* [Your goal]:
Show all lines holding the string "this".

Dataset items
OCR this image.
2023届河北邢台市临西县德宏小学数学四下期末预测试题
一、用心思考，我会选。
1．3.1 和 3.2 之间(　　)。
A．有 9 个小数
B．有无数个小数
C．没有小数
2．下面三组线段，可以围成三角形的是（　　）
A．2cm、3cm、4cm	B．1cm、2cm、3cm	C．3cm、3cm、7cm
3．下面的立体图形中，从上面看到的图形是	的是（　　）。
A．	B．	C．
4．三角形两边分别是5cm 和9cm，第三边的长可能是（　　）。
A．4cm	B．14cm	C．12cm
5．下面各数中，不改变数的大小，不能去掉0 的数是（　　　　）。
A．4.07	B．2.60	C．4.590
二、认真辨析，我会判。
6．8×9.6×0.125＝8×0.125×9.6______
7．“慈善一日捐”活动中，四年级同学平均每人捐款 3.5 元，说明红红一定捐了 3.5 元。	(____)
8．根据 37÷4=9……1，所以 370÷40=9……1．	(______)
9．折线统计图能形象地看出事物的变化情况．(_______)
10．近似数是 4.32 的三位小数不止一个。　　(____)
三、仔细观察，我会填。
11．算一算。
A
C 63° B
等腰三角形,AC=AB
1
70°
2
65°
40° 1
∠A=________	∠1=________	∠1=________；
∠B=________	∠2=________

...

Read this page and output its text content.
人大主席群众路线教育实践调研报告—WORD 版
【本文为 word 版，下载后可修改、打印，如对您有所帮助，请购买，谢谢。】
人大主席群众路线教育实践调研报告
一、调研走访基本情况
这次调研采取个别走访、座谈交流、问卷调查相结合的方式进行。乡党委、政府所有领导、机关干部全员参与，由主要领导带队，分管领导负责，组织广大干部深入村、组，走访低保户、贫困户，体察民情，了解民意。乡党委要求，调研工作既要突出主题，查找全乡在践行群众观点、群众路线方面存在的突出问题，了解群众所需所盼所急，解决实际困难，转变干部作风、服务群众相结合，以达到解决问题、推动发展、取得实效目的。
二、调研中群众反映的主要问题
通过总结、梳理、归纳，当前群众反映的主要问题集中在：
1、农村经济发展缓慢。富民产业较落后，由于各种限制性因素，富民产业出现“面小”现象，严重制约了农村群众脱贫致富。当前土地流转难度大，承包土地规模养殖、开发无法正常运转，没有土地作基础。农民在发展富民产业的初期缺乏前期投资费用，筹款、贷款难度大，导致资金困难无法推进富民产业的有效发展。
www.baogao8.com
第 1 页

* [Exercise result]:
OCR this image.
Read this page and output its text content.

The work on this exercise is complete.